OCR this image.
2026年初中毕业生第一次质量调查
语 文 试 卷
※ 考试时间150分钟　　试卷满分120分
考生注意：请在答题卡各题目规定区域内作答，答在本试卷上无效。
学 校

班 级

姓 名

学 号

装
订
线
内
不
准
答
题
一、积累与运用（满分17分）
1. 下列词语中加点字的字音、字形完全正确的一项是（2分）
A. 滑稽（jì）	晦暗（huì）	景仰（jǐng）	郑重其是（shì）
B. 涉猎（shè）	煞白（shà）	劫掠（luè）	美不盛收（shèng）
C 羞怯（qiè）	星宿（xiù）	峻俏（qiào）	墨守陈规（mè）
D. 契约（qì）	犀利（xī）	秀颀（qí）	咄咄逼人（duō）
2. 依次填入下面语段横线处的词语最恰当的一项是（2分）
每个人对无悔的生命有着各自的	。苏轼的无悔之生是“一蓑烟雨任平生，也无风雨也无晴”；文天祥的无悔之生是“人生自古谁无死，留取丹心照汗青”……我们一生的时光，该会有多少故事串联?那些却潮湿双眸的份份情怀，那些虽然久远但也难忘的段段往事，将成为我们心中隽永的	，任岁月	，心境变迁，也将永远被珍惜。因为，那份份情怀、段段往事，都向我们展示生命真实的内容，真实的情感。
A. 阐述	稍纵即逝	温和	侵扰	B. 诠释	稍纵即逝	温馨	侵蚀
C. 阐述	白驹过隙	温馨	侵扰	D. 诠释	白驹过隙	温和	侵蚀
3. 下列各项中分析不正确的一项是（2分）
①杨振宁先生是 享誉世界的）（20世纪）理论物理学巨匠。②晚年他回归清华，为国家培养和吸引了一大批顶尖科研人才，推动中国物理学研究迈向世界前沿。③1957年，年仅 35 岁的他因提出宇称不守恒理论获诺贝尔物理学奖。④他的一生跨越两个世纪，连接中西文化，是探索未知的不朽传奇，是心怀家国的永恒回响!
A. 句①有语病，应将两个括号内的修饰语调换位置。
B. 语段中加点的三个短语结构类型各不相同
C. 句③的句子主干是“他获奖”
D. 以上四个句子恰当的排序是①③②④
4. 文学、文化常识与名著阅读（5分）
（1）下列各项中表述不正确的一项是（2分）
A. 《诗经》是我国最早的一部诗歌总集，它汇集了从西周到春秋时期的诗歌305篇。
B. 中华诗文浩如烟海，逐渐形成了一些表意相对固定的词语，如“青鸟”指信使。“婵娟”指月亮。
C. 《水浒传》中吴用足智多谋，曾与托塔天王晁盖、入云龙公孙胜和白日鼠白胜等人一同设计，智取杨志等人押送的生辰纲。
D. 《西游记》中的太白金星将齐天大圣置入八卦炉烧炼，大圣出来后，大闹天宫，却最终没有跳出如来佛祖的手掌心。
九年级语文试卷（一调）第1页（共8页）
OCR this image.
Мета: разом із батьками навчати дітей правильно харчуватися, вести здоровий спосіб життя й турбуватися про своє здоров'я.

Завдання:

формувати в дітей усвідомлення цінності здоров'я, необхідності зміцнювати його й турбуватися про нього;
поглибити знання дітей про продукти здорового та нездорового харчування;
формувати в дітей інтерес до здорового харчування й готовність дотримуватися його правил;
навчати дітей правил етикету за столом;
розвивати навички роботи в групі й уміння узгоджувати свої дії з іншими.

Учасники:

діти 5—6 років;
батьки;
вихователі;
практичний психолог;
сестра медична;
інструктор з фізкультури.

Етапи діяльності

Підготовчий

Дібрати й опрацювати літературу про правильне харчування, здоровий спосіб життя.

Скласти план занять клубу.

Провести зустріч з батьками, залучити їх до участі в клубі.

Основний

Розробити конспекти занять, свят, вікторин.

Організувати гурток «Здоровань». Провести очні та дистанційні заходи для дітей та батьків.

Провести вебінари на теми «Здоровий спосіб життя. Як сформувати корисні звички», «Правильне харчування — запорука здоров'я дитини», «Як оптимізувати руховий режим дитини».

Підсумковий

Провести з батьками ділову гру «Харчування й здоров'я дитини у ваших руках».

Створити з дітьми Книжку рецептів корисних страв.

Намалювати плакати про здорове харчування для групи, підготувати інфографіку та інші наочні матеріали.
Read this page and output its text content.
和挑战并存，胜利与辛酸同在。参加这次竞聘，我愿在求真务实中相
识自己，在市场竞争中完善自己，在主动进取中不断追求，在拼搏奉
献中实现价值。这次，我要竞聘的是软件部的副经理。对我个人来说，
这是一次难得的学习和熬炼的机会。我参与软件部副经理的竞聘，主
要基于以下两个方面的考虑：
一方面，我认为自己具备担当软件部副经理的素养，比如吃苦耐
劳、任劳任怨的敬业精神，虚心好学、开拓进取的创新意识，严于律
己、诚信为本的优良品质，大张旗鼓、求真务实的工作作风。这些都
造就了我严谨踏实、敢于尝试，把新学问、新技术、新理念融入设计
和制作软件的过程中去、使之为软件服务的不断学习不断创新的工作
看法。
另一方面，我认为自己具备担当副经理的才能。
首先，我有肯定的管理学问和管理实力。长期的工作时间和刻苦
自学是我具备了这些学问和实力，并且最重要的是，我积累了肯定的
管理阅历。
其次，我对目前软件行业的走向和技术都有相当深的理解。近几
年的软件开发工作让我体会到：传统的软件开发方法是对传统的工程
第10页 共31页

# [Exercise brief]
Copy every line of the records above that holds the word "батьками".

# [Exercise result]
Мета: разом із батьками навчати дітей правильно харчуватися, вести здоровий спосіб життя й турбуватися про своє здоров'я.
Провести зустріч з батьками, залучити їх до участі в клубі.
Провести з батьками ділову гру «Харчування й здоров'я дитини у ваших руках».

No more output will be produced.